**Description of the task:** Give only the number of lines where "JSON" occurs.

**Data supplied:**
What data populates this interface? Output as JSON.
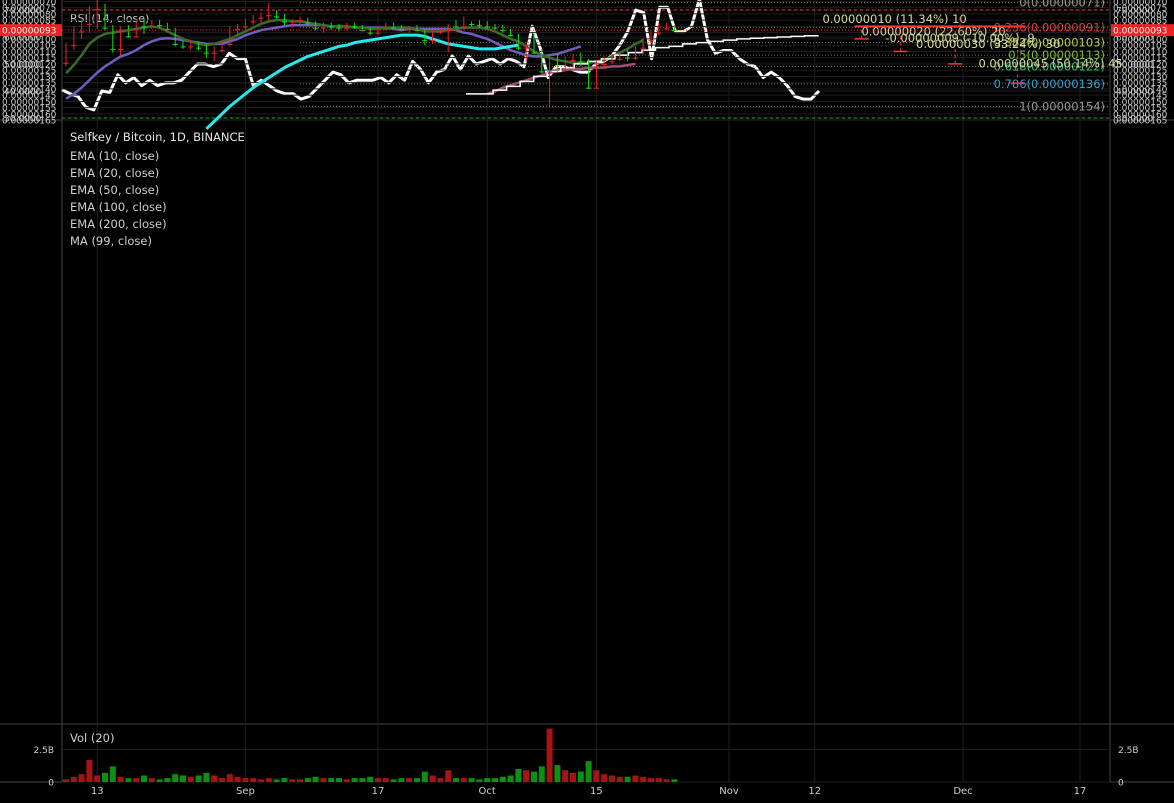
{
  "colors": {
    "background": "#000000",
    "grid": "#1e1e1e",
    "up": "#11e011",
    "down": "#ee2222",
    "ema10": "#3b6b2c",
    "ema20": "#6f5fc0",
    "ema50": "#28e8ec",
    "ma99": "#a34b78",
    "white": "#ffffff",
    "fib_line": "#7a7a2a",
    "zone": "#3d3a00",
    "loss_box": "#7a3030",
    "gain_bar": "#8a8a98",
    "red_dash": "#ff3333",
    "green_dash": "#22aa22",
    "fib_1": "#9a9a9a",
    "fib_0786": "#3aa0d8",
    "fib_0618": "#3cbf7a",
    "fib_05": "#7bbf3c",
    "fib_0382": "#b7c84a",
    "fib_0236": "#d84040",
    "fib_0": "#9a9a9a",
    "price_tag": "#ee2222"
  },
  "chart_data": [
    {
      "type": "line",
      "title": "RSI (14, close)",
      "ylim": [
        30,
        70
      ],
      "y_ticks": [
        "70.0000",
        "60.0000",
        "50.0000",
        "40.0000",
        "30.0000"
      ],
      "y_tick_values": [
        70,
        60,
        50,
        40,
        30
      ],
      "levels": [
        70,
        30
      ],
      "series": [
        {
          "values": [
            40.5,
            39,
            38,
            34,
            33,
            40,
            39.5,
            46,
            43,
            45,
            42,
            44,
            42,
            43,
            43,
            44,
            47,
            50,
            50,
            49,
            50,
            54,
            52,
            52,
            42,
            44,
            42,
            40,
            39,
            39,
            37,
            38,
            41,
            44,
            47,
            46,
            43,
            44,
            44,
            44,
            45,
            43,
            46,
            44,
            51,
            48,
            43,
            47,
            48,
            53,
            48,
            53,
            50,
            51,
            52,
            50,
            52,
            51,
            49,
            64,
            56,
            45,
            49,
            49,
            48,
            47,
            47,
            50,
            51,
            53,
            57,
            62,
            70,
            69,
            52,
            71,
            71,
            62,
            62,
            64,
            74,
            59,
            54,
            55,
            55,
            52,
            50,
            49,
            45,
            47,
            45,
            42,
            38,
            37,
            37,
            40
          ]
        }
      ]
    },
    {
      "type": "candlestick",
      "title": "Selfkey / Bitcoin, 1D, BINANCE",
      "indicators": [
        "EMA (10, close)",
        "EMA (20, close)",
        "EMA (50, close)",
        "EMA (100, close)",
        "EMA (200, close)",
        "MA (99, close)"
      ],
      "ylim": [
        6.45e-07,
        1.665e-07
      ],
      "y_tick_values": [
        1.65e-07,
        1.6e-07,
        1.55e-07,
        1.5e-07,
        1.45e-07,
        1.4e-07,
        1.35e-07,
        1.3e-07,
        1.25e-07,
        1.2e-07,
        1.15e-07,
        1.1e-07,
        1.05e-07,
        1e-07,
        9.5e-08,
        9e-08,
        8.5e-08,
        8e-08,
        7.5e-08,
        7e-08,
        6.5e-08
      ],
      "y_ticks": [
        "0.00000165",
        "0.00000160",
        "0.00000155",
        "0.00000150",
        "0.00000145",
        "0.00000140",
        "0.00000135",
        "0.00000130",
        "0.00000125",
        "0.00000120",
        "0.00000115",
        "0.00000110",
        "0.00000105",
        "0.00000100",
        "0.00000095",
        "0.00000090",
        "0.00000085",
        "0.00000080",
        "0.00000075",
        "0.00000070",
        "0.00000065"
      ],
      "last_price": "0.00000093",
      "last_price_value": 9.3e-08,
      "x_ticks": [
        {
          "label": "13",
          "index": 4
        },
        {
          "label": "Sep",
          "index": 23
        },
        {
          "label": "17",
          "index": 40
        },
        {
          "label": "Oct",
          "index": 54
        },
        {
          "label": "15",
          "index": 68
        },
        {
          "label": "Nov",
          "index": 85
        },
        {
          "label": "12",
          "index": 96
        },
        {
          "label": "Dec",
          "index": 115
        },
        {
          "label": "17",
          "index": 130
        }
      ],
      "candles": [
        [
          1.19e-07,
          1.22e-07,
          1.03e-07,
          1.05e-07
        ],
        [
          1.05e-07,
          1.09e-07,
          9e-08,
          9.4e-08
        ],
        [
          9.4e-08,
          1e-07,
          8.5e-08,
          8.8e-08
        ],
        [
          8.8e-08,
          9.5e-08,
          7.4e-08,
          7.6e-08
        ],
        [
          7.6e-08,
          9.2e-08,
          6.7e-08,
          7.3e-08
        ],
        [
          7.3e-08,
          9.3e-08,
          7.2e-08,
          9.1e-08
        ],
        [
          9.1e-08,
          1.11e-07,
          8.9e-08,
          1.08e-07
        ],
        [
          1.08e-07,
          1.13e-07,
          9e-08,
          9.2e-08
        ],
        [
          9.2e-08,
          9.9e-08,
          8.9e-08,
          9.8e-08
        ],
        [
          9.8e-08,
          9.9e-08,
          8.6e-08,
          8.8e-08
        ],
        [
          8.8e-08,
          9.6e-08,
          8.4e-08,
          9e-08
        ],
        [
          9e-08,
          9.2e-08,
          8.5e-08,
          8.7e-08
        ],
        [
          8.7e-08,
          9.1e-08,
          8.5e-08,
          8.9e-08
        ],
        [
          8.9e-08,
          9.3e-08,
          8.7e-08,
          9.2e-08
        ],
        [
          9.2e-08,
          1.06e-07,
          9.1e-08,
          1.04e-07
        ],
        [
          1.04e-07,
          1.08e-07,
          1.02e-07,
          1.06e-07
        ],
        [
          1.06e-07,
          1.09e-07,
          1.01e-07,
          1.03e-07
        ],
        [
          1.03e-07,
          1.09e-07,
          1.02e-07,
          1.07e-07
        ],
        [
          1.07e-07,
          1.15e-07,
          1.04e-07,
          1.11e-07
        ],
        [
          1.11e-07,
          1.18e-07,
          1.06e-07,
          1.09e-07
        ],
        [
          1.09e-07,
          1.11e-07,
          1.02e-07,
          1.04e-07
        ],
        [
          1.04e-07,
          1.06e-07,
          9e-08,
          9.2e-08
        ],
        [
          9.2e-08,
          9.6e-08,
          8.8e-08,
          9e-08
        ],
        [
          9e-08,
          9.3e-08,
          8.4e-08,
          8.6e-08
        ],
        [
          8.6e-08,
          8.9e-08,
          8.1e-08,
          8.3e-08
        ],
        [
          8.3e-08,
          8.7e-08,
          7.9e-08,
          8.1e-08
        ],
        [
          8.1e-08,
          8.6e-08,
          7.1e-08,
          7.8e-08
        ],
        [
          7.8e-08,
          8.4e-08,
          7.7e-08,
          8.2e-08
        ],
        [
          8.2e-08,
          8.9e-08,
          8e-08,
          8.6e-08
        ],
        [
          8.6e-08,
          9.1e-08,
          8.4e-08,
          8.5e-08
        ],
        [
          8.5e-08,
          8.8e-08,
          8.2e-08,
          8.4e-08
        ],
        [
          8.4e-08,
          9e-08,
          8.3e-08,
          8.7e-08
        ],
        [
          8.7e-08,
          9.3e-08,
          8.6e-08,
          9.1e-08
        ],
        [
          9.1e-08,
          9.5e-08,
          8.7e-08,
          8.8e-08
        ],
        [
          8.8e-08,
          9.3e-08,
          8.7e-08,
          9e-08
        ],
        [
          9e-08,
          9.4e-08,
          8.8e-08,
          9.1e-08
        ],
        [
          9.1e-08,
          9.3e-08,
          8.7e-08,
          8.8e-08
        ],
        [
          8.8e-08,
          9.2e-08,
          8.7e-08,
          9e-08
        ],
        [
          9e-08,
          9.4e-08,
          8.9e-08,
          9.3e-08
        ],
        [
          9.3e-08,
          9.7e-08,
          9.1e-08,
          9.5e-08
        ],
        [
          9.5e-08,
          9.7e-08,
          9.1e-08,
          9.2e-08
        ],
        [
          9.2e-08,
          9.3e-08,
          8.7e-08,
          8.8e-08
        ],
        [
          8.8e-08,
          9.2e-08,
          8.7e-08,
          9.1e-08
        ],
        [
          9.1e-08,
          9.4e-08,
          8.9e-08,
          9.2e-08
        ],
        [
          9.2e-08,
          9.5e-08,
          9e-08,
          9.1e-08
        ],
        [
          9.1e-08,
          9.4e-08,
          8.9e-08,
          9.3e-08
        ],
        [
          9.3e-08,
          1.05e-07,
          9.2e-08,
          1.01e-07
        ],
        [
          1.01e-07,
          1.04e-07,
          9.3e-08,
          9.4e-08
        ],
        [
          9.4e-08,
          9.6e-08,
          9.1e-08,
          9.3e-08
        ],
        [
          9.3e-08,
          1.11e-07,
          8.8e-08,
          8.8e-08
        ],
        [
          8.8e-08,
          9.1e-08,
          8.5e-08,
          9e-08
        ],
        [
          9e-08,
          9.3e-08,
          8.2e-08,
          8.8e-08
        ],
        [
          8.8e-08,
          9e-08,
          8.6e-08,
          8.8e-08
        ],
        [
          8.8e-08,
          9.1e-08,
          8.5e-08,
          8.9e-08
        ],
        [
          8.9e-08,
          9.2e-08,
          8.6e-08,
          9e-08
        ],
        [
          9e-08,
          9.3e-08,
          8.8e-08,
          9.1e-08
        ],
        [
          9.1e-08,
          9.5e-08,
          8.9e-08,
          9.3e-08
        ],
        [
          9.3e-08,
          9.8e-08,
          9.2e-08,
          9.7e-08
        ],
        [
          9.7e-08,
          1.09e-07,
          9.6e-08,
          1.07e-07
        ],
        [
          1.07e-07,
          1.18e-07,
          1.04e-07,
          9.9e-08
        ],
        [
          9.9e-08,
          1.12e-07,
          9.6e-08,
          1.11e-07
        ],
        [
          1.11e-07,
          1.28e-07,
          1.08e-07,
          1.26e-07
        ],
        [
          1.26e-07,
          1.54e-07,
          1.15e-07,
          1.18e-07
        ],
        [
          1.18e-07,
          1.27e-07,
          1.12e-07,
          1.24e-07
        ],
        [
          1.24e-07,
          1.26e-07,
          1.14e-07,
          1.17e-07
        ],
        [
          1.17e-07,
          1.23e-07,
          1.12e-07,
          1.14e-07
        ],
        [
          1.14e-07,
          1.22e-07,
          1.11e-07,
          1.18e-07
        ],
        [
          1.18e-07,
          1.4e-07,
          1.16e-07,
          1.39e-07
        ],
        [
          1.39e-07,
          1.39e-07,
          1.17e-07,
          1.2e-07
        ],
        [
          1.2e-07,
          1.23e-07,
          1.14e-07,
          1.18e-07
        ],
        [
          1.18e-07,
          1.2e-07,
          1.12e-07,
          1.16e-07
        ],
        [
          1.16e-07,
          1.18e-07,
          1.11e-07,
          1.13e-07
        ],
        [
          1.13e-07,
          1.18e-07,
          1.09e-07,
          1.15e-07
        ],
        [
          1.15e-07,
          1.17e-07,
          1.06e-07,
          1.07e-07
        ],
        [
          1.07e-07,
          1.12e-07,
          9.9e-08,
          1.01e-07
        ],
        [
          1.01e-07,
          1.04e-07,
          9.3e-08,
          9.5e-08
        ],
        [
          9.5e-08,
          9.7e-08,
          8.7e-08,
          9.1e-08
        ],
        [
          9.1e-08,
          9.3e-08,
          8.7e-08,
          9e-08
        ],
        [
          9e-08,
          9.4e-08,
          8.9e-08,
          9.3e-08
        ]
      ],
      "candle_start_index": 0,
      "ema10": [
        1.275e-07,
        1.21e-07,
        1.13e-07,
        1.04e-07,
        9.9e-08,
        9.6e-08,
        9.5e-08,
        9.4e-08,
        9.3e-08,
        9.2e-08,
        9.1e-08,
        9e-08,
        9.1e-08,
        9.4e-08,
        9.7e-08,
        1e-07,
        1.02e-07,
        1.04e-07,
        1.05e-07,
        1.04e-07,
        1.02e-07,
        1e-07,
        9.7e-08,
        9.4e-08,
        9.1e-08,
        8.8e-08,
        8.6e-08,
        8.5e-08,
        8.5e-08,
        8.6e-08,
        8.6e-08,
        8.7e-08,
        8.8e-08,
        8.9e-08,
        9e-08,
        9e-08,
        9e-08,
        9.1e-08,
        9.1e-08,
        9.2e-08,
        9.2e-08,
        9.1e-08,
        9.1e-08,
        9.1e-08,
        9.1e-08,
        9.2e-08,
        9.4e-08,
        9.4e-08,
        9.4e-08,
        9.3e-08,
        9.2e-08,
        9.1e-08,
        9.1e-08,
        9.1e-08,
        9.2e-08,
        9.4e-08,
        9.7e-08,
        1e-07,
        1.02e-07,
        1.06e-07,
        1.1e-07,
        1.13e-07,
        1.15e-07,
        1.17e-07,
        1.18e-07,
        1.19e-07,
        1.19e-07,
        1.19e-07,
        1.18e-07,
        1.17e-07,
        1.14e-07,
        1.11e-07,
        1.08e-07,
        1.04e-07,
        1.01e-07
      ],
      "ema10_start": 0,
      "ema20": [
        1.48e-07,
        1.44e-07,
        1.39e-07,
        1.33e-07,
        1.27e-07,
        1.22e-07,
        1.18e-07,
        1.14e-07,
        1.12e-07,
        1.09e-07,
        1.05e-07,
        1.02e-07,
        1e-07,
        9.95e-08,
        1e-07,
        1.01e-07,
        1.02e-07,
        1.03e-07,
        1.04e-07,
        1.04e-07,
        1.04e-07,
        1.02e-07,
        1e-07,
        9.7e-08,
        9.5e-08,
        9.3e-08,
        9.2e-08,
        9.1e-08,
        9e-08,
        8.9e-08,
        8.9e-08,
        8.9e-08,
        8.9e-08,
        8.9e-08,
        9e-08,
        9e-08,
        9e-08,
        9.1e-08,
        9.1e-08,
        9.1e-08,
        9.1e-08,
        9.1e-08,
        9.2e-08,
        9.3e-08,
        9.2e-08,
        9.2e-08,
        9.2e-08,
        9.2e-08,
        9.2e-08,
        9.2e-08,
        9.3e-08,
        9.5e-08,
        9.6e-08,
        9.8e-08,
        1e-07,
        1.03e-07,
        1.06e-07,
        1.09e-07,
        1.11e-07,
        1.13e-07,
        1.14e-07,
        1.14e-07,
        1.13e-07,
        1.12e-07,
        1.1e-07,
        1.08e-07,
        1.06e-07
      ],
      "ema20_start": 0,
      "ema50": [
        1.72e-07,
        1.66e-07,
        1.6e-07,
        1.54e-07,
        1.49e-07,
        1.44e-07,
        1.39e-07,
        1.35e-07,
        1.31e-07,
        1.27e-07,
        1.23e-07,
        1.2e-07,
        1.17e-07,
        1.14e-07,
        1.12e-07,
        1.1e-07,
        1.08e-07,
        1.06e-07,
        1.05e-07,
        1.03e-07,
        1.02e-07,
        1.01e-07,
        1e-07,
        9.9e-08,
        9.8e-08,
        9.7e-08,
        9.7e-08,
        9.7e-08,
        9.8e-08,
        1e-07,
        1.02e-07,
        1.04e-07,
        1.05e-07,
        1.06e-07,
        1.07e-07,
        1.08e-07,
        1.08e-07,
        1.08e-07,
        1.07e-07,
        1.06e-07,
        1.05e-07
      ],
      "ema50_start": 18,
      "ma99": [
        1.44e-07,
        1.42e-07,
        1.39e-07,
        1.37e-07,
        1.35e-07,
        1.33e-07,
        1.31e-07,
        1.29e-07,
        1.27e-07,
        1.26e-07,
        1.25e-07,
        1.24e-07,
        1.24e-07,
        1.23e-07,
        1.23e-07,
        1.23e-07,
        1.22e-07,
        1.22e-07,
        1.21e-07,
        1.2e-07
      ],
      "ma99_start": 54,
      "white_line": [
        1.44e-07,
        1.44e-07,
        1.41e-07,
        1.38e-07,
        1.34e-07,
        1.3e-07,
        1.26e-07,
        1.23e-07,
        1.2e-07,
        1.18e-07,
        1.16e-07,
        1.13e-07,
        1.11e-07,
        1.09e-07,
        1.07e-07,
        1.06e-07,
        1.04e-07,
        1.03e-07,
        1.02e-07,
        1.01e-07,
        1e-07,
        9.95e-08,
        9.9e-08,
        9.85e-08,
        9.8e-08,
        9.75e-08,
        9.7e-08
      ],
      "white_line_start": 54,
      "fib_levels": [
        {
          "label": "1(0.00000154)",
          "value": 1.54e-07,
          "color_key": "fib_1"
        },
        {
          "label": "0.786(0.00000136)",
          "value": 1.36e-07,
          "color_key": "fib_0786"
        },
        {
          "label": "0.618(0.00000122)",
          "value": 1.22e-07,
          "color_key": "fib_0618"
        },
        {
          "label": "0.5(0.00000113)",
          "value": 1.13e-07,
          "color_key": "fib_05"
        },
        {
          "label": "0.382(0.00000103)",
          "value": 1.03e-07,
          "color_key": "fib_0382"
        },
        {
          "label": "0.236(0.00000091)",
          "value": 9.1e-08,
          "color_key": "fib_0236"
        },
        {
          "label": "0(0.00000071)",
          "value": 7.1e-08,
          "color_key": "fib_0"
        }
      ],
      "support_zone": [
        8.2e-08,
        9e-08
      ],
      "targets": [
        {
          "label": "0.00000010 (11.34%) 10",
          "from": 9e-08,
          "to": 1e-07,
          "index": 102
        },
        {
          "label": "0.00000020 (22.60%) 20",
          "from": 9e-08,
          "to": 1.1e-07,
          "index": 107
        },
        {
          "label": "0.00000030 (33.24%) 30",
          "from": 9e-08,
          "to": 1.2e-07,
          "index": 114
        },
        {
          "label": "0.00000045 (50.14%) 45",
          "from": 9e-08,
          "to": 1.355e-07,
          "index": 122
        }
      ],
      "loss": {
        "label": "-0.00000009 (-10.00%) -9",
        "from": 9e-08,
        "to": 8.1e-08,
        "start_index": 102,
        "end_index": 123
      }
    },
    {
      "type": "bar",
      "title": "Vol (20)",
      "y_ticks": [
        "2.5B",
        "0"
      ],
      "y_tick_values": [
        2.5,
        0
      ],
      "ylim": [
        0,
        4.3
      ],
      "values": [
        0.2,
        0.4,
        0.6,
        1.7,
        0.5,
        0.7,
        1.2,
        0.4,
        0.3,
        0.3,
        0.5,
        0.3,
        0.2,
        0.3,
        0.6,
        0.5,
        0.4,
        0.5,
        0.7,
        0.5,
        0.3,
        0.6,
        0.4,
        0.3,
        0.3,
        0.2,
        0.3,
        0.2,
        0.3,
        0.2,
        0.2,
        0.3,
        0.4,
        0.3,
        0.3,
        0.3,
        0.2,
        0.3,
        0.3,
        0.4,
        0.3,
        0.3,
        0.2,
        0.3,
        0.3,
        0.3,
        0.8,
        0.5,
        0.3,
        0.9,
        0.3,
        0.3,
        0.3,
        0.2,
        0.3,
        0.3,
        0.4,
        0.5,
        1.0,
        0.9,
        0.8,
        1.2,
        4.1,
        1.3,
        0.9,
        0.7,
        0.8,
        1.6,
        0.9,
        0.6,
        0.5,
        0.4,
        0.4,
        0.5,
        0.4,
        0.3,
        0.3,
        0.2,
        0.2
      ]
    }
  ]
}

==

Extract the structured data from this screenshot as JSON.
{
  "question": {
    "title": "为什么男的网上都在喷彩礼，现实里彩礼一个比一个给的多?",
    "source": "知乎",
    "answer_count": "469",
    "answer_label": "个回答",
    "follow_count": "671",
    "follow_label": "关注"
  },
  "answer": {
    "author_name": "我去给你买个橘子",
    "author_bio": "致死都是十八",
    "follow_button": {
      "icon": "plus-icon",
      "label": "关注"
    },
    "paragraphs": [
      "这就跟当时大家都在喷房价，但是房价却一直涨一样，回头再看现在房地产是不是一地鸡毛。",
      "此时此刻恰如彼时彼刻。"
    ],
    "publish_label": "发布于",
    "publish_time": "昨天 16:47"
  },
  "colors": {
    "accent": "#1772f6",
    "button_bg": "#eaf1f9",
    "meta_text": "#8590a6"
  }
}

**Task answer:** 2